[START]
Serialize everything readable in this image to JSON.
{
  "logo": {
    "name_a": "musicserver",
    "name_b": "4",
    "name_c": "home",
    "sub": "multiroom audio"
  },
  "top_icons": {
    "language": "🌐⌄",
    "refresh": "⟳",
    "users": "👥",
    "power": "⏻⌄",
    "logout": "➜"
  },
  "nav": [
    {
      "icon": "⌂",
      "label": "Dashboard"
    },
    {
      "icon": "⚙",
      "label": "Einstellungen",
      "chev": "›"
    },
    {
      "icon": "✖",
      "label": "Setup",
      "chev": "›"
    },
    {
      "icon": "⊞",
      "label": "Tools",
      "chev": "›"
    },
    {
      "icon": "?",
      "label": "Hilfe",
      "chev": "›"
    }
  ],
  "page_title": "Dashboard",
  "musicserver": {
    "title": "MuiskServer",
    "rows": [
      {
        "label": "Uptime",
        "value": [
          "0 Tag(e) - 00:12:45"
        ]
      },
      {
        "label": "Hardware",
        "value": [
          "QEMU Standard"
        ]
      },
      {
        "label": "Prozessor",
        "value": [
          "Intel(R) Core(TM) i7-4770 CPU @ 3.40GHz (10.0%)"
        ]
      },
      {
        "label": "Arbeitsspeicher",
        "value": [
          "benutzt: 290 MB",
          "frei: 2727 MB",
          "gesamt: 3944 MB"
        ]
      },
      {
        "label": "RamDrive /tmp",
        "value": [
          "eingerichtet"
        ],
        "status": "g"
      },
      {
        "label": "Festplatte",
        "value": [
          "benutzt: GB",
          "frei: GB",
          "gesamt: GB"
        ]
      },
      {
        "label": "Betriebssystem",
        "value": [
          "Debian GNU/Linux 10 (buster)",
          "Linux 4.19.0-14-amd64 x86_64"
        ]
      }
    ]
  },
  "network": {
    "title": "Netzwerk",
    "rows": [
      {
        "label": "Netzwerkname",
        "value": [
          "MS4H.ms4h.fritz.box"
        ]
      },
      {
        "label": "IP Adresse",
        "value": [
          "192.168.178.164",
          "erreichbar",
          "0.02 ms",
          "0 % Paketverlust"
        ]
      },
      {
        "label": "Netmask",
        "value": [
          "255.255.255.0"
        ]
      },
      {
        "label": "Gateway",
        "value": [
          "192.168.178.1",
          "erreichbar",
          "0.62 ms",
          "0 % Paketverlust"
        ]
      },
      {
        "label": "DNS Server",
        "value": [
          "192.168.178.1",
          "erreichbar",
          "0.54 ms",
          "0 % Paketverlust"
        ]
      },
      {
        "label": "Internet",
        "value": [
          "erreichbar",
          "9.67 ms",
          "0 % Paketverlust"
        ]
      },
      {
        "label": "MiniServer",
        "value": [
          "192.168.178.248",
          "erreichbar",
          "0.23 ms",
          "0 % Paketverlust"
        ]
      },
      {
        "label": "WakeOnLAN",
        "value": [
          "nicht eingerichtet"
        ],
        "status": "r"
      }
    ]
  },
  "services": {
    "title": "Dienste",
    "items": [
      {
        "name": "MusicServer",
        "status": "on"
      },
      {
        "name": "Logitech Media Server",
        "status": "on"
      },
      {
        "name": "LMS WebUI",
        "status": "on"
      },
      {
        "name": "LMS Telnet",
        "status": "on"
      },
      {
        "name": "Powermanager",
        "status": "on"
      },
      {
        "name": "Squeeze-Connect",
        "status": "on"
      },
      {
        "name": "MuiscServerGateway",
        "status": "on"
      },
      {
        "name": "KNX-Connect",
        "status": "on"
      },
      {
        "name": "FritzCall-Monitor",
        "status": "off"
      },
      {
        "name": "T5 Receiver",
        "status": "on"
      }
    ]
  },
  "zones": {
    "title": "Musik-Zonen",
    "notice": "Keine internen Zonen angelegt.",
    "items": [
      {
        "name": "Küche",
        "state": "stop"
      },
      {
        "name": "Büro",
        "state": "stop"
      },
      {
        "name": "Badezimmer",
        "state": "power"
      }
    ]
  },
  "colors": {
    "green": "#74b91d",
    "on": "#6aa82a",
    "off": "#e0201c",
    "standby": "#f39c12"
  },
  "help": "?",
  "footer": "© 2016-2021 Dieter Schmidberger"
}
[END]
* **WHAT IS REQUIRED**: Return each entry from the material above exactly as it appears.

* **RESPONSE TO THIS TASK**:
Serialize everything readable in this image to JSON.
{
  "logo": {
    "name_a": "musicserver",
    "name_b": "4",
    "name_c": "home",
    "sub": "multiroom audio"
  },
  "top_icons": {
    "language": "🌐⌄",
    "refresh": "⟳",
    "users": "👥",
    "power": "⏻⌄",
    "logout": "➜"
  },
  "nav": [
    {
      "icon": "⌂",
      "label": "Dashboard"
    },
    {
      "icon": "⚙",
      "label": "Einstellungen",
      "chev": "›"
    },
    {
      "icon": "✖",
      "label": "Setup",
      "chev": "›"
    },
    {
      "icon": "⊞",
      "label": "Tools",
      "chev": "›"
    },
    {
      "icon": "?",
      "label": "Hilfe",
      "chev": "›"
    }
  ],
  "page_title": "Dashboard",
  "musicserver": {
    "title": "MuiskServer",
    "rows": [
      {
        "label": "Uptime",
        "value": [
          "0 Tag(e) - 00:12:45"
        ]
      },
      {
        "label": "Hardware",
        "value": [
          "QEMU Standard"
        ]
      },
      {
        "label": "Prozessor",
        "value": [
          "Intel(R) Core(TM) i7-4770 CPU @ 3.40GHz (10.0%)"
        ]
      },
      {
        "label": "Arbeitsspeicher",
        "value": [
          "benutzt: 290 MB",
          "frei: 2727 MB",
          "gesamt: 3944 MB"
        ]
      },
      {
        "label": "RamDrive /tmp",
        "value": [
          "eingerichtet"
        ],
        "status": "g"
      },
      {
        "label": "Festplatte",
        "value": [
          "benutzt: GB",
          "frei: GB",
          "gesamt: GB"
        ]
      },
      {
        "label": "Betriebssystem",
        "value": [
          "Debian GNU/Linux 10 (buster)",
          "Linux 4.19.0-14-amd64 x86_64"
        ]
      }
    ]
  },
  "network": {
    "title": "Netzwerk",
    "rows": [
      {
        "label": "Netzwerkname",
        "value": [
          "MS4H.ms4h.fritz.box"
        ]
      },
      {
        "label": "IP Adresse",
        "value": [
          "192.168.178.164",
          "erreichbar",
          "0.02 ms",
          "0 % Paketverlust"
        ]
      },
      {
        "label": "Netmask",
        "value": [
          "255.255.255.0"
        ]
      },
      {
        "label": "Gateway",
        "value": [
          "192.168.178.1",
          "erreichbar",
          "0.62 ms",
          "0 % Paketverlust"
        ]
      },
      {
        "label": "DNS Server",
        "value": [
          "192.168.178.1",
          "erreichbar",
          "0.54 ms",
          "0 % Paketverlust"
        ]
      },
      {
        "label": "Internet",
        "value": [
          "erreichbar",
          "9.67 ms",
          "0 % Paketverlust"
        ]
      },
      {
        "label": "MiniServer",
        "value": [
          "192.168.178.248",
          "erreichbar",
          "0.23 ms",
          "0 % Paketverlust"
        ]
      },
      {
        "label": "WakeOnLAN",
        "value": [
          "nicht eingerichtet"
        ],
        "status": "r"
      }
    ]
  },
  "services": {
    "title": "Dienste",
    "items": [
      {
        "name": "MusicServer",
        "status": "on"
      },
      {
        "name": "Logitech Media Server",
        "status": "on"
      },
      {
        "name": "LMS WebUI",
        "status": "on"
      },
      {
        "name": "LMS Telnet",
        "status": "on"
      },
      {
        "name": "Powermanager",
        "status": "on"
      },
      {
        "name": "Squeeze-Connect",
        "status": "on"
      },
      {
        "name": "MuiscServerGateway",
        "status": "on"
      },
      {
        "name": "KNX-Connect",
        "status": "on"
      },
      {
        "name": "FritzCall-Monitor",
        "status": "off"
      },
      {
        "name": "T5 Receiver",
        "status": "on"
      }
    ]
  },
  "zones": {
    "title": "Musik-Zonen",
    "notice": "Keine internen Zonen angelegt.",
    "items": [
      {
        "name": "Küche",
        "state": "stop"
      },
      {
        "name": "Büro",
        "state": "stop"
      },
      {
        "name": "Badezimmer",
        "state": "power"
      }
    ]
  },
  "colors": {
    "green": "#74b91d",
    "on": "#6aa82a",
    "off": "#e0201c",
    "standby": "#f39c12"
  },
  "help": "?",
  "footer": "© 2016-2021 Dieter Schmidberger"
}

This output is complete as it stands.